Requirements:
Could you give these lines as a numbered list, with any blank lines left out?

Data:
§ §
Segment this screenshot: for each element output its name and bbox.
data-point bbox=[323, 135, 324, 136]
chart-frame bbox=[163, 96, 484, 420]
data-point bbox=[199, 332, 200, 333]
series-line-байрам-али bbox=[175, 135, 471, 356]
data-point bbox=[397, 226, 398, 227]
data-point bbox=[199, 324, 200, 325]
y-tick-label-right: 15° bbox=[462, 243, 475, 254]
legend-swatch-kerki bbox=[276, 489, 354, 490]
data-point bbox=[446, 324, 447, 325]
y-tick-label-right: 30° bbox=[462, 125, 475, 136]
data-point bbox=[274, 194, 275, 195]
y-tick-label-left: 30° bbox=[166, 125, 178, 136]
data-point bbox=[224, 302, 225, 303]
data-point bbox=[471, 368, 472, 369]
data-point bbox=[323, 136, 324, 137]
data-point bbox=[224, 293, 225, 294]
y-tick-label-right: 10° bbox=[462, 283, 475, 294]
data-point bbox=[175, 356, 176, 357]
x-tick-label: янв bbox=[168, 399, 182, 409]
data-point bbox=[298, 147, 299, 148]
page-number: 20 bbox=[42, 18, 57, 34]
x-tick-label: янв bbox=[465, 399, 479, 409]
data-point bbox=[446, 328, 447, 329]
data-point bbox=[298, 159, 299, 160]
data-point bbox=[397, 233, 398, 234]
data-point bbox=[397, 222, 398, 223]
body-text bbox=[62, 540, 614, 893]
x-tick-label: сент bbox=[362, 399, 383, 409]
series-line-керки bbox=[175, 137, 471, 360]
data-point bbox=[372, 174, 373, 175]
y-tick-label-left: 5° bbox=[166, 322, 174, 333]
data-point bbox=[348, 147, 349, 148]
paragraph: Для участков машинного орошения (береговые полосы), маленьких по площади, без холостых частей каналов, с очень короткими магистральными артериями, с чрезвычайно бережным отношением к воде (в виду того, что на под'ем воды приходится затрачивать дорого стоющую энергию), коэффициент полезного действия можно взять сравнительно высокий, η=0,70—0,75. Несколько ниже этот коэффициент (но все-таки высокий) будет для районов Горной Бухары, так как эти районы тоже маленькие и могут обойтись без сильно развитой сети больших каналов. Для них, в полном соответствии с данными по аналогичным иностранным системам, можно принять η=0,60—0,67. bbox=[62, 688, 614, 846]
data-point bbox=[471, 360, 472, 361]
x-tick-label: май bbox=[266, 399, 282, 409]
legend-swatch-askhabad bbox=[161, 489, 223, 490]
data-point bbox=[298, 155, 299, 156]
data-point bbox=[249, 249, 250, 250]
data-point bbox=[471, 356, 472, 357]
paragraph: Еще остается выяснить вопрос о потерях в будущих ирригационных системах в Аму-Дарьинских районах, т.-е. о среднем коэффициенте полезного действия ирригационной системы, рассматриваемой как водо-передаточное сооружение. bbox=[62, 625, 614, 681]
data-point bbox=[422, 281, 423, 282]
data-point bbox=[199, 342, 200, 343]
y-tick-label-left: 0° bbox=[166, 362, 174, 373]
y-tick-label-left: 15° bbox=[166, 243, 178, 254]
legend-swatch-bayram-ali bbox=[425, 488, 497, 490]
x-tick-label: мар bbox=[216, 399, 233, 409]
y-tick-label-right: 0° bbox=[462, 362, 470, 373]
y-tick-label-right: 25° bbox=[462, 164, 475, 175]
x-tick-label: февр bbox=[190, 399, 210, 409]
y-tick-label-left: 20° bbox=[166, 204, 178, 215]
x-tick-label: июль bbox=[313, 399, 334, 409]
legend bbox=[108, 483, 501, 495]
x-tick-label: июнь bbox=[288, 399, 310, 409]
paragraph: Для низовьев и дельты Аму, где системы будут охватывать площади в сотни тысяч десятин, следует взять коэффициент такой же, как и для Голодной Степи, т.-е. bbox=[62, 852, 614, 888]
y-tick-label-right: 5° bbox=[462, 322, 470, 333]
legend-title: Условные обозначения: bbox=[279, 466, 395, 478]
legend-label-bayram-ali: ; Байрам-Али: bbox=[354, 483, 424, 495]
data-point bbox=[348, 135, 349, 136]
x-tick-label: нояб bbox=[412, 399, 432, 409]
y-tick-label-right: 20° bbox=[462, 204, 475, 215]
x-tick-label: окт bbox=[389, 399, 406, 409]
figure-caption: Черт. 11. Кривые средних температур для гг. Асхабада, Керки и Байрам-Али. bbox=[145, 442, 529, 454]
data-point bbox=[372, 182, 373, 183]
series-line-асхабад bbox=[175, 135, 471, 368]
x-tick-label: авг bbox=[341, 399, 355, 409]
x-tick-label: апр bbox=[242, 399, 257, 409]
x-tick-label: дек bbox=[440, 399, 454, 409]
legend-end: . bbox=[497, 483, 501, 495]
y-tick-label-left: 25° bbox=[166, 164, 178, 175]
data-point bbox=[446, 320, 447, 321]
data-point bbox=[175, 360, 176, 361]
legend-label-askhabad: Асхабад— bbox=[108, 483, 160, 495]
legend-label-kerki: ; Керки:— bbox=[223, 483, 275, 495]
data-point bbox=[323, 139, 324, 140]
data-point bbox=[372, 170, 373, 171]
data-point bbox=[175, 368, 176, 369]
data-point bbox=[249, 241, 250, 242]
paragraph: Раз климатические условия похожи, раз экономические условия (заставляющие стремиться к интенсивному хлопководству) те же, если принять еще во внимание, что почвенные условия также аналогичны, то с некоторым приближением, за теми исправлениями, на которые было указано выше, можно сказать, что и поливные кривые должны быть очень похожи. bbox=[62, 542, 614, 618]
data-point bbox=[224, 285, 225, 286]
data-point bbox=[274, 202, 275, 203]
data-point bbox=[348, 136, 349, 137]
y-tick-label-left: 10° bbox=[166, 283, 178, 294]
§ §
Final answer:
1. Segment this screenshot: for each element output its name and bbox.
2. data-point bbox=[323, 135, 324, 136]
3. chart-frame bbox=[163, 96, 484, 420]
4. data-point bbox=[199, 332, 200, 333]
5. series-line-байрам-али bbox=[175, 135, 471, 356]
6. data-point bbox=[397, 226, 398, 227]
7. data-point bbox=[199, 324, 200, 325]
8. y-tick-label-right: 15° bbox=[462, 243, 475, 254]
9. legend-swatch-kerki bbox=[276, 489, 354, 490]
10. data-point bbox=[446, 324, 447, 325]
11. y-tick-label-right: 30° bbox=[462, 125, 475, 136]
12. data-point bbox=[274, 194, 275, 195]
13. y-tick-label-left: 30° bbox=[166, 125, 178, 136]
14. data-point bbox=[224, 302, 225, 303]
15. data-point bbox=[471, 368, 472, 369]
16. data-point bbox=[323, 136, 324, 137]
17. data-point bbox=[224, 293, 225, 294]
18. y-tick-label-right: 10° bbox=[462, 283, 475, 294]
19. data-point bbox=[175, 356, 176, 357]
20. x-tick-label: янв bbox=[168, 399, 182, 409]
21. data-point bbox=[298, 147, 299, 148]
22. page-number: 20 bbox=[42, 18, 57, 34]
23. x-tick-label: янв bbox=[465, 399, 479, 409]
24. data-point bbox=[446, 328, 447, 329]
25. data-point bbox=[298, 159, 299, 160]
26. data-point bbox=[397, 233, 398, 234]
27. data-point bbox=[397, 222, 398, 223]
28. body-text bbox=[62, 540, 614, 893]
29. x-tick-label: сент bbox=[362, 399, 383, 409]
30. series-line-керки bbox=[175, 137, 471, 360]
31. data-point bbox=[372, 174, 373, 175]
32. y-tick-label-left: 5° bbox=[166, 322, 174, 333]
33. data-point bbox=[348, 147, 349, 148]
34. paragraph: Для участков машинного орошения (береговые полосы), маленьких по площади, без холостых частей каналов, с очень короткими магистральными артериями, с чрезвычайно бережным отношением к воде (в виду того, что на под'ем воды приходится затрачивать дорого стоющую энергию), коэффициент полезного действия можно взять сравнительно высокий, η=0,70—0,75. Несколько ниже этот коэффициент (но все-таки высокий) будет для районов Горной Бухары, так как эти районы тоже маленькие и могут обойтись без сильно развитой сети больших каналов. Для них, в полном соответствии с данными по аналогичным иностранным системам, можно принять η=0,60—0,67. bbox=[62, 688, 614, 846]
35. data-point bbox=[471, 360, 472, 361]
36. x-tick-label: май bbox=[266, 399, 282, 409]
37. legend-swatch-askhabad bbox=[161, 489, 223, 490]
38. data-point bbox=[298, 155, 299, 156]
39. data-point bbox=[249, 249, 250, 250]
40. data-point bbox=[471, 356, 472, 357]
41. paragraph: Еще остается выяснить вопрос о потерях в будущих ирригационных системах в Аму-Дарьинских районах, т.-е. о среднем коэффициенте полезного действия ирригационной системы, рассматриваемой как водо-передаточное сооружение. bbox=[62, 625, 614, 681]
42. data-point bbox=[422, 281, 423, 282]
43. data-point bbox=[199, 342, 200, 343]
44. y-tick-label-left: 0° bbox=[166, 362, 174, 373]
45. y-tick-label-left: 15° bbox=[166, 243, 178, 254]
46. legend-swatch-bayram-ali bbox=[425, 488, 497, 490]
47. x-tick-label: мар bbox=[216, 399, 233, 409]
48. y-tick-label-right: 0° bbox=[462, 362, 470, 373]
49. y-tick-label-right: 25° bbox=[462, 164, 475, 175]
50. x-tick-label: февр bbox=[190, 399, 210, 409]
51. y-tick-label-left: 20° bbox=[166, 204, 178, 215]
52. x-tick-label: июль bbox=[313, 399, 334, 409]
53. legend bbox=[108, 483, 501, 495]
54. x-tick-label: июнь bbox=[288, 399, 310, 409]
55. paragraph: Для низовьев и дельты Аму, где системы будут охватывать площади в сотни тысяч десятин, следует взять коэффициент такой же, как и для Голодной Степи, т.-е. bbox=[62, 852, 614, 888]
56. y-tick-label-right: 5° bbox=[462, 322, 470, 333]
57. legend-title: Условные обозначения: bbox=[279, 466, 395, 478]
58. legend-label-bayram-ali: ; Байрам-Али: bbox=[354, 483, 424, 495]
59. data-point bbox=[348, 135, 349, 136]
60. x-tick-label: нояб bbox=[412, 399, 432, 409]
61. y-tick-label-right: 20° bbox=[462, 204, 475, 215]
62. x-tick-label: окт bbox=[389, 399, 406, 409]
63. figure-caption: Черт. 11. Кривые средних температур для гг. Асхабада, Керки и Байрам-Али. bbox=[145, 442, 529, 454]
64. data-point bbox=[372, 182, 373, 183]
65. series-line-асхабад bbox=[175, 135, 471, 368]
66. x-tick-label: авг bbox=[341, 399, 355, 409]
67. x-tick-label: апр bbox=[242, 399, 257, 409]
68. x-tick-label: дек bbox=[440, 399, 454, 409]
69. legend-end: . bbox=[497, 483, 501, 495]
70. y-tick-label-left: 25° bbox=[166, 164, 178, 175]
71. data-point bbox=[446, 320, 447, 321]
72. data-point bbox=[175, 360, 176, 361]
73. legend-label-askhabad: Асхабад— bbox=[108, 483, 160, 495]
74. legend-label-kerki: ; Керки:— bbox=[223, 483, 275, 495]
75. data-point bbox=[323, 139, 324, 140]
76. data-point bbox=[372, 170, 373, 171]
77. data-point bbox=[175, 368, 176, 369]
78. data-point bbox=[249, 241, 250, 242]
79. paragraph: Раз климатические условия похожи, раз экономические условия (заставляющие стремиться к интенсивному хлопководству) те же, если принять еще во внимание, что почвенные условия также аналогичны, то с некоторым приближением, за теми исправлениями, на которые было указано выше, можно сказать, что и поливные кривые должны быть очень похожи. bbox=[62, 542, 614, 618]
80. data-point bbox=[224, 285, 225, 286]
81. data-point bbox=[274, 202, 275, 203]
82. data-point bbox=[348, 136, 349, 137]
83. y-tick-label-left: 10° bbox=[166, 283, 178, 294]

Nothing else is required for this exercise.